■ What this task involves ■
Write every line out verbatim and omit the pictures.

■ Recorded information ■
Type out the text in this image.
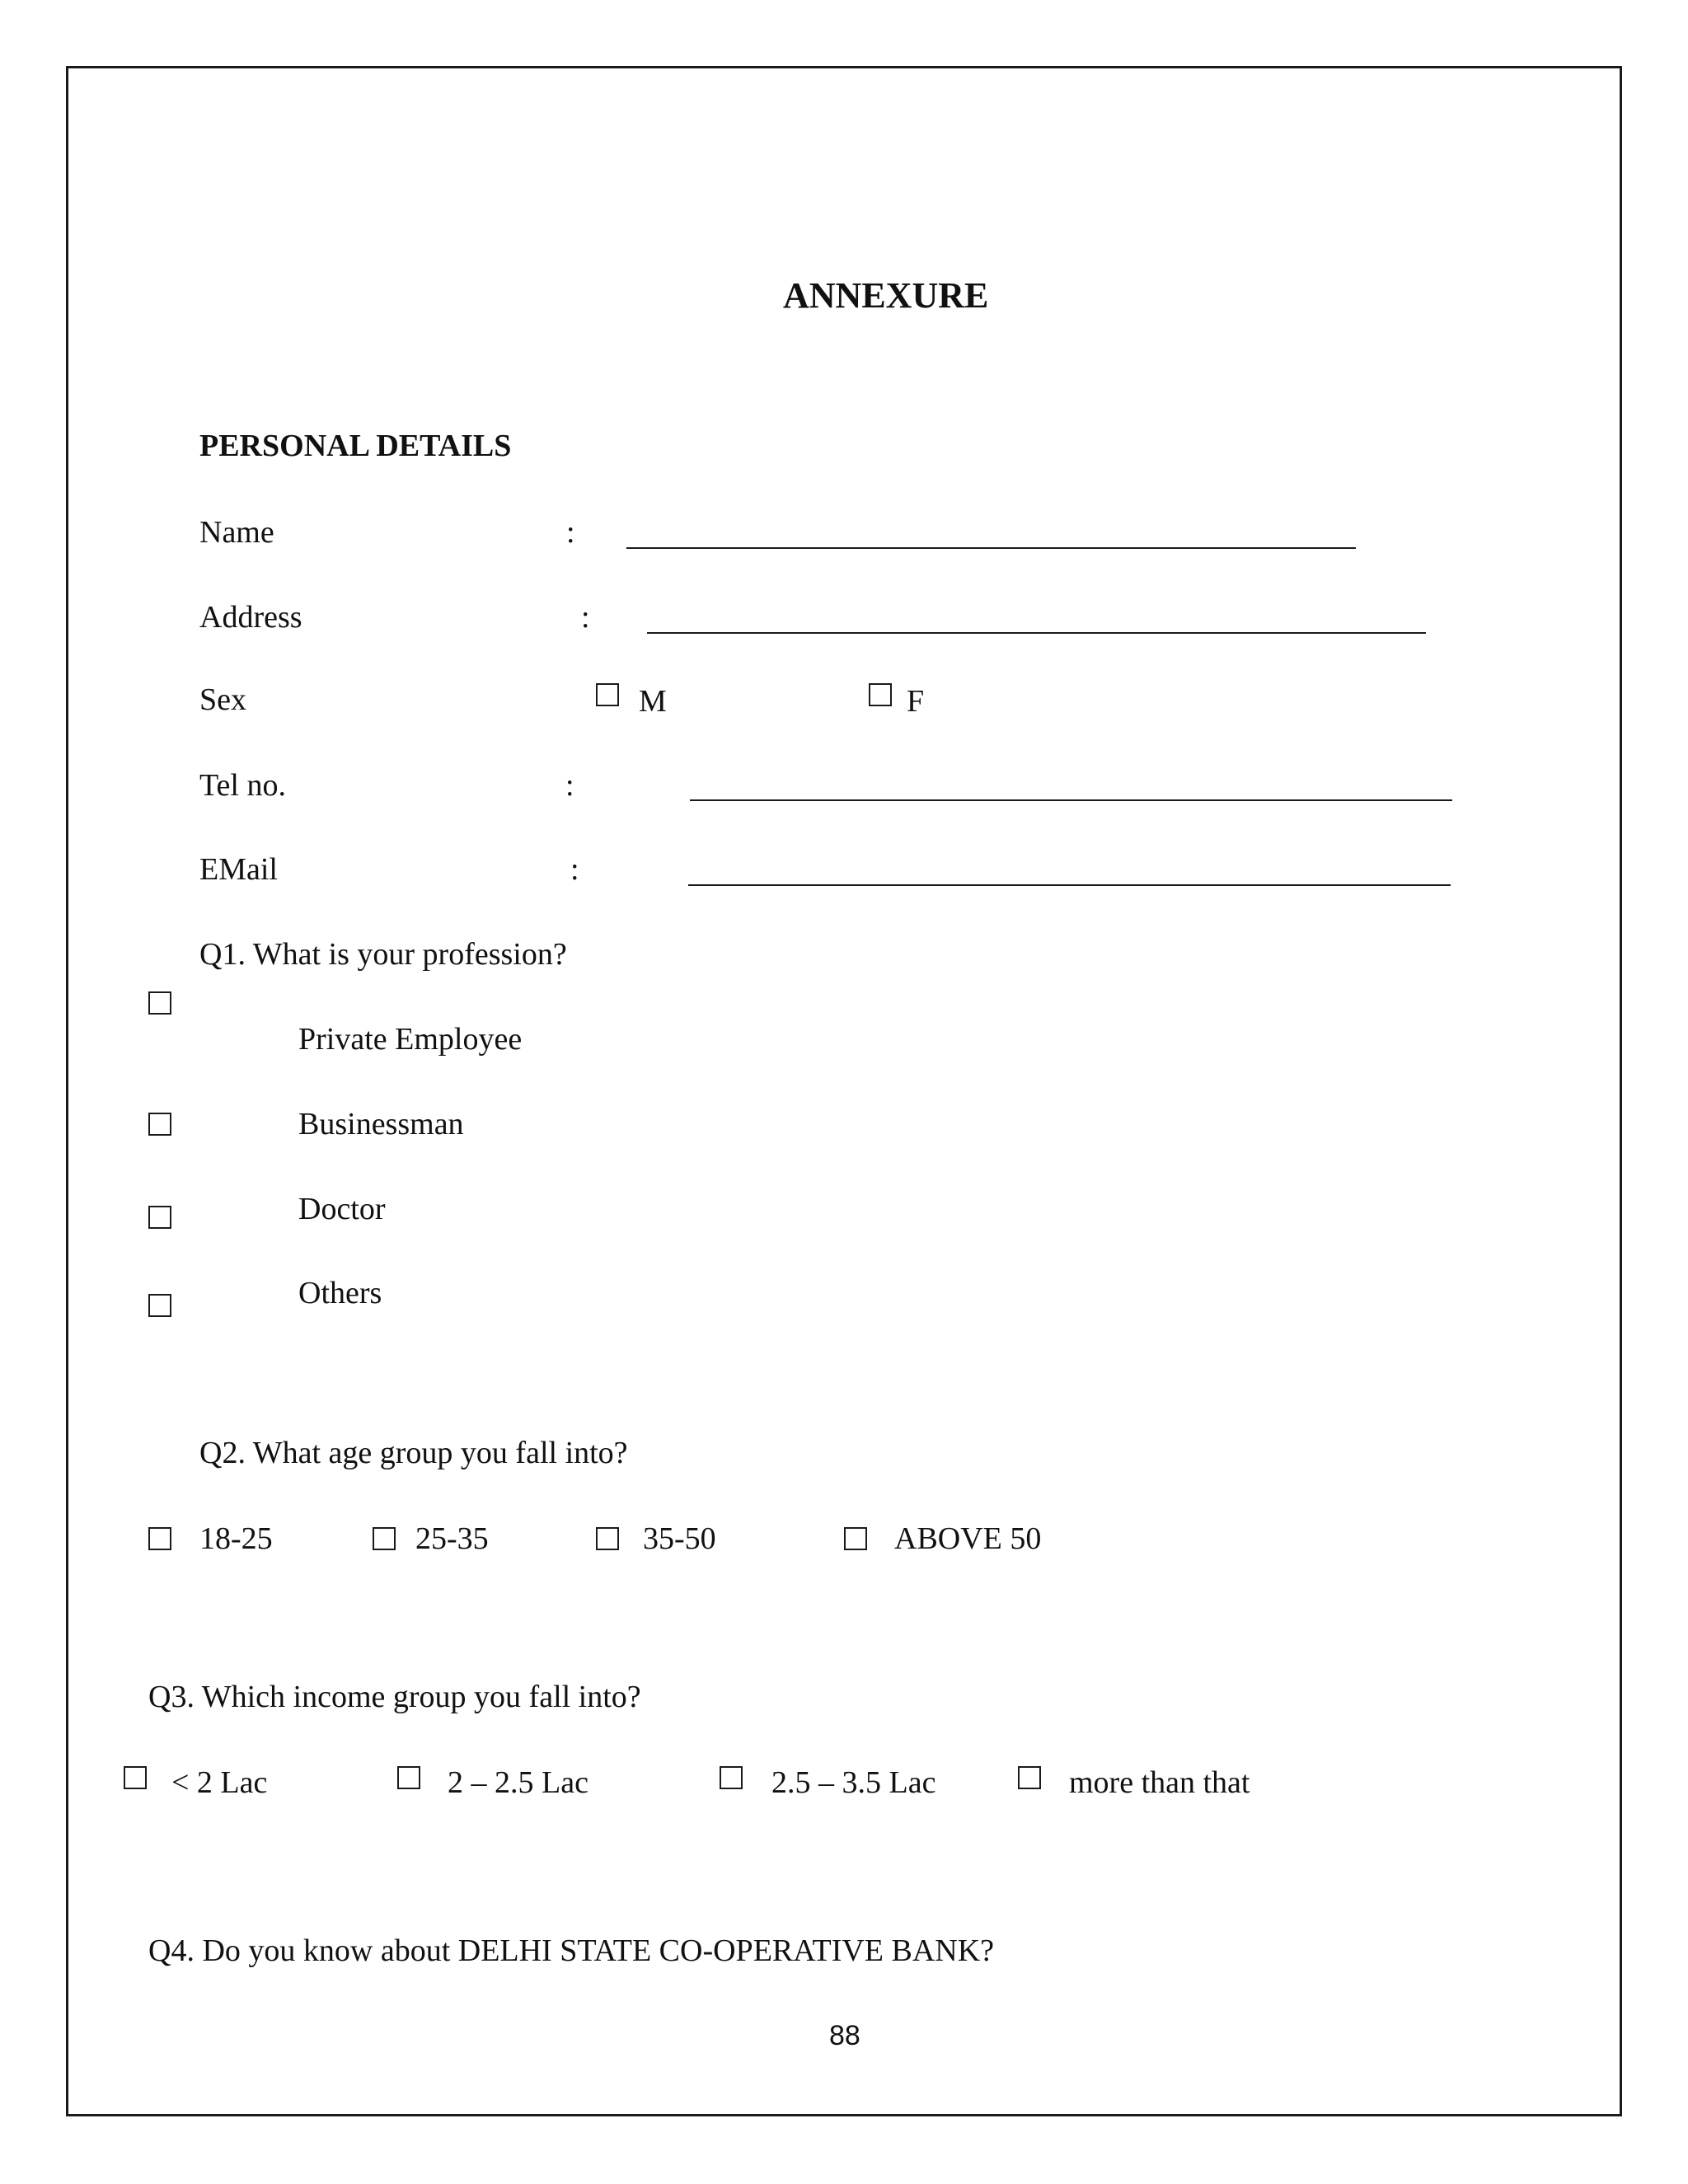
ANNEXURE
PERSONAL DETAILS
Name	:
Address	:
Sex	M	F
Tel no.	:
EMail	:
Q1. What is your profession?
Private Employee
Businessman
Doctor
Others
Q2. What age group you fall into?
18-25	25-35	35-50	ABOVE 50
Q3. Which income group you fall into?
< 2 Lac	2 – 2.5 Lac	2.5 – 3.5 Lac	more than that
Q4. Do you know about DELHI STATE CO-OPERATIVE BANK?
88
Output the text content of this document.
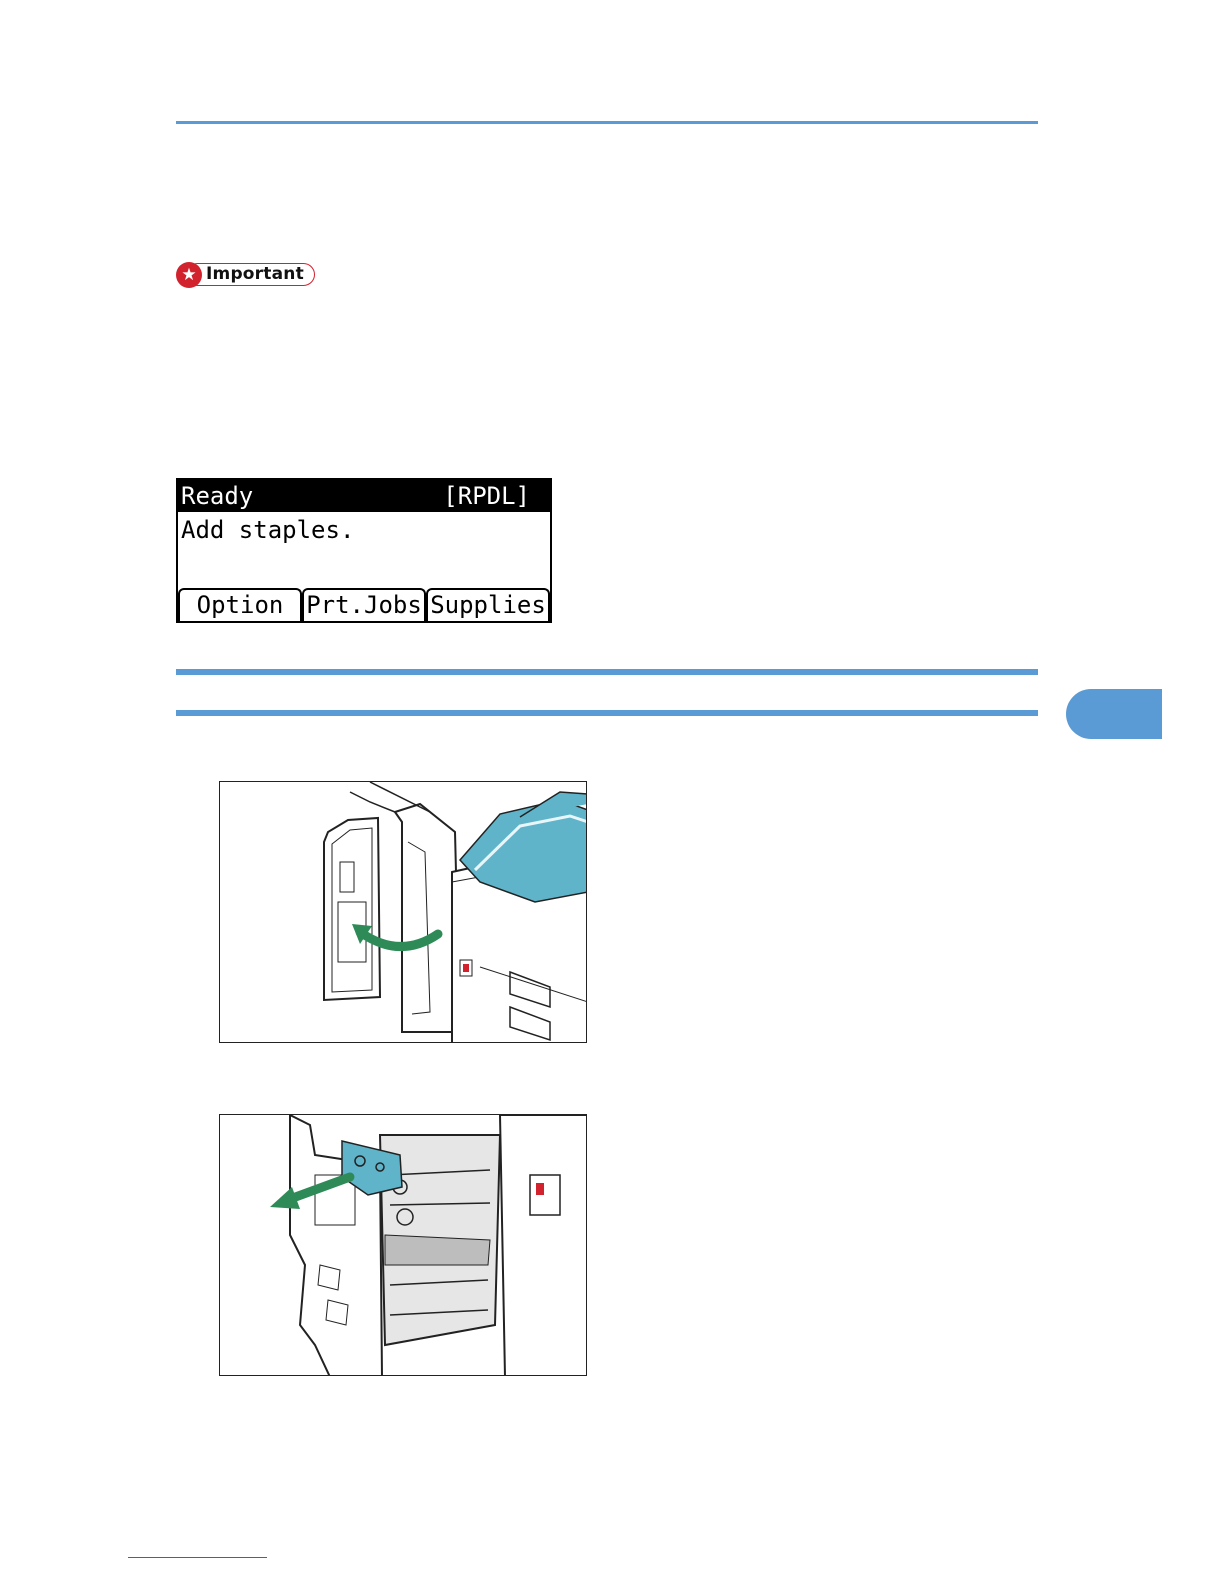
★ Important
Ready	[RPDL]
Add staples.
Option Prt.Jobs Supplies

■ Full output ■
Type out the text in this image.
ANNEXURE
PERSONAL DETAILS
Name	:
Address	:
Sex	M	F
Tel no.	:
EMail	:
Q1. What is your profession?
Private Employee
Businessman
Doctor
Others
Q2. What age group you fall into?
18-25	25-35	35-50	ABOVE 50
Q3. Which income group you fall into?
< 2 Lac	2 – 2.5 Lac	2.5 – 3.5 Lac	more than that
Q4. Do you know about DELHI STATE CO-OPERATIVE BANK?
88
Output the text content of this document.
★ Important
Ready	[RPDL]
Add staples.
Option Prt.Jobs Supplies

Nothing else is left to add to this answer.